[PROBLEM STATEMENT]:
Copy every line in which the string "Roma" occurs.
***** EXTRACTED MATERIAL *****
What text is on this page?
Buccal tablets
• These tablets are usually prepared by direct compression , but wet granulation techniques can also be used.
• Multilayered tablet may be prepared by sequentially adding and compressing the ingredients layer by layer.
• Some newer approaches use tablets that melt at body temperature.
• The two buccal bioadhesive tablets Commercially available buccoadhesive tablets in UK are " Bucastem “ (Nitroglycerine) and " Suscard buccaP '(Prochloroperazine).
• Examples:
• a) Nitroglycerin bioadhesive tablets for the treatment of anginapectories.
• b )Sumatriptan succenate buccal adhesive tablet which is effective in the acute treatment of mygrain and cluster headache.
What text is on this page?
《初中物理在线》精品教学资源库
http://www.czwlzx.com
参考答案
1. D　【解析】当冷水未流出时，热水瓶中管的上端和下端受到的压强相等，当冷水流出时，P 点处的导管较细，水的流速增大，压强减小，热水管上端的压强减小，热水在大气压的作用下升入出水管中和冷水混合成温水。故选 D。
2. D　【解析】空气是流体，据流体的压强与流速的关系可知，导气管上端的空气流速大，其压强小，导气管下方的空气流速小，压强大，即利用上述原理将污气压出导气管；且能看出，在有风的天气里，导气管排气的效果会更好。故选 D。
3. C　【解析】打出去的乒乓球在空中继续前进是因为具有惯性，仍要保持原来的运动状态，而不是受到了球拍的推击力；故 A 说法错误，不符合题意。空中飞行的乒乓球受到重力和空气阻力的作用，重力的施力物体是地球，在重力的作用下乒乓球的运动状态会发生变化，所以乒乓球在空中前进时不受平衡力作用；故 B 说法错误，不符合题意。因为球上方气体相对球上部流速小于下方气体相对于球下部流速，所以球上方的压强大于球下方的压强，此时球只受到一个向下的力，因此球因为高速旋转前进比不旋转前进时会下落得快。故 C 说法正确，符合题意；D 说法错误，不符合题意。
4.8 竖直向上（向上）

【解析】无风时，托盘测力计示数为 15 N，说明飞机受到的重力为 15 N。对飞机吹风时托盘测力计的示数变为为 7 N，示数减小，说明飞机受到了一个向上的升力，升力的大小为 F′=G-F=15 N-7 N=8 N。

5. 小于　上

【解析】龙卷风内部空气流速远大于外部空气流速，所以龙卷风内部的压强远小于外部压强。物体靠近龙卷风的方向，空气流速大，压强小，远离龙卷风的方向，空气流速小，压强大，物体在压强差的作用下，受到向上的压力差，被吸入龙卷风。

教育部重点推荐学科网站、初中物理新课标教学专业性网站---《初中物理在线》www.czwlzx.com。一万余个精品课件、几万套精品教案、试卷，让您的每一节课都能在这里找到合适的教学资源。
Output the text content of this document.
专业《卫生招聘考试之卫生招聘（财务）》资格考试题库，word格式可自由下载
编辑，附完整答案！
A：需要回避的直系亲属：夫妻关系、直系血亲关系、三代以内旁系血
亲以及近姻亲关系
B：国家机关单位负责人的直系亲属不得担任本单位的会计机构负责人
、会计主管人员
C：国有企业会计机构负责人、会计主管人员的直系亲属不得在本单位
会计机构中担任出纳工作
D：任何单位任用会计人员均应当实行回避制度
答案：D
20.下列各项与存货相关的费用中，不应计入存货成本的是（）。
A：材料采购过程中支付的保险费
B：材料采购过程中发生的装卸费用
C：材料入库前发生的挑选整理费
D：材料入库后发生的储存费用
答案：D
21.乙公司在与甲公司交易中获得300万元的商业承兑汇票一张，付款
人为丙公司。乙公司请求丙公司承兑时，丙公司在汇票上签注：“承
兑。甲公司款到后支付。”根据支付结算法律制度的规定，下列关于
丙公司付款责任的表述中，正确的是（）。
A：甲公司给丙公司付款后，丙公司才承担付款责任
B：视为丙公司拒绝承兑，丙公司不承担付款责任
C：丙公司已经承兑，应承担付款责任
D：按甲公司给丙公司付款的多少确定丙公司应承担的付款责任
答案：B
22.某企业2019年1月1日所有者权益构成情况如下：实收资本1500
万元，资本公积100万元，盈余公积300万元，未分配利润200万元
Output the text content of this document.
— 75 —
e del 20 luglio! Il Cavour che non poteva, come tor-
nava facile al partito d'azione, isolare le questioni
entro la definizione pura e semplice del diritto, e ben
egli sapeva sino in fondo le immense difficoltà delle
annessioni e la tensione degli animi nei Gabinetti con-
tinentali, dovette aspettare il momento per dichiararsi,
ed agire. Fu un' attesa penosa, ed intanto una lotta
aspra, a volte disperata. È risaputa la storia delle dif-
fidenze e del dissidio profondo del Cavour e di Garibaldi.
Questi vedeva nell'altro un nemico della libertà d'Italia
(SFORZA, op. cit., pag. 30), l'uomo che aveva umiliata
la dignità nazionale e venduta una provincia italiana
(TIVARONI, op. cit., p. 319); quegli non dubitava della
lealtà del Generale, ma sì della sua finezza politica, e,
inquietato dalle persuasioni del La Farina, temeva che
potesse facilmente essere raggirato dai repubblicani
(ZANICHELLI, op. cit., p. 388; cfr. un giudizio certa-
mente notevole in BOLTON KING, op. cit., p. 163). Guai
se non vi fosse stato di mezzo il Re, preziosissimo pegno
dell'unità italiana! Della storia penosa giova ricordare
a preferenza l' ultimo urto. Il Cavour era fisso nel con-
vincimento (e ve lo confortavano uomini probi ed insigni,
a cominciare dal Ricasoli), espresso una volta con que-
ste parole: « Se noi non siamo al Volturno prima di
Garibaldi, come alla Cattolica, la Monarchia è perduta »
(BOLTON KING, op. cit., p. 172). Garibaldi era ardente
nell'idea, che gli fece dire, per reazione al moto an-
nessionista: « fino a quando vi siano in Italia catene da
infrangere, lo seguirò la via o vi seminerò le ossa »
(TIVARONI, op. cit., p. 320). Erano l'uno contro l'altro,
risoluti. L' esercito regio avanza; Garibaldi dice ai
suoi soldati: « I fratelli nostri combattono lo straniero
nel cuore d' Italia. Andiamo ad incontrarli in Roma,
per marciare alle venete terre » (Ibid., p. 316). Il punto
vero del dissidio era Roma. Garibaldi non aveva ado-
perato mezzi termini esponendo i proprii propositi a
*****
[TASK ANSWER]:
nel cuore d' Italia. Andiamo ad incontrarli in Roma,
vero del dissidio era Roma. Garibaldi non aveva ado-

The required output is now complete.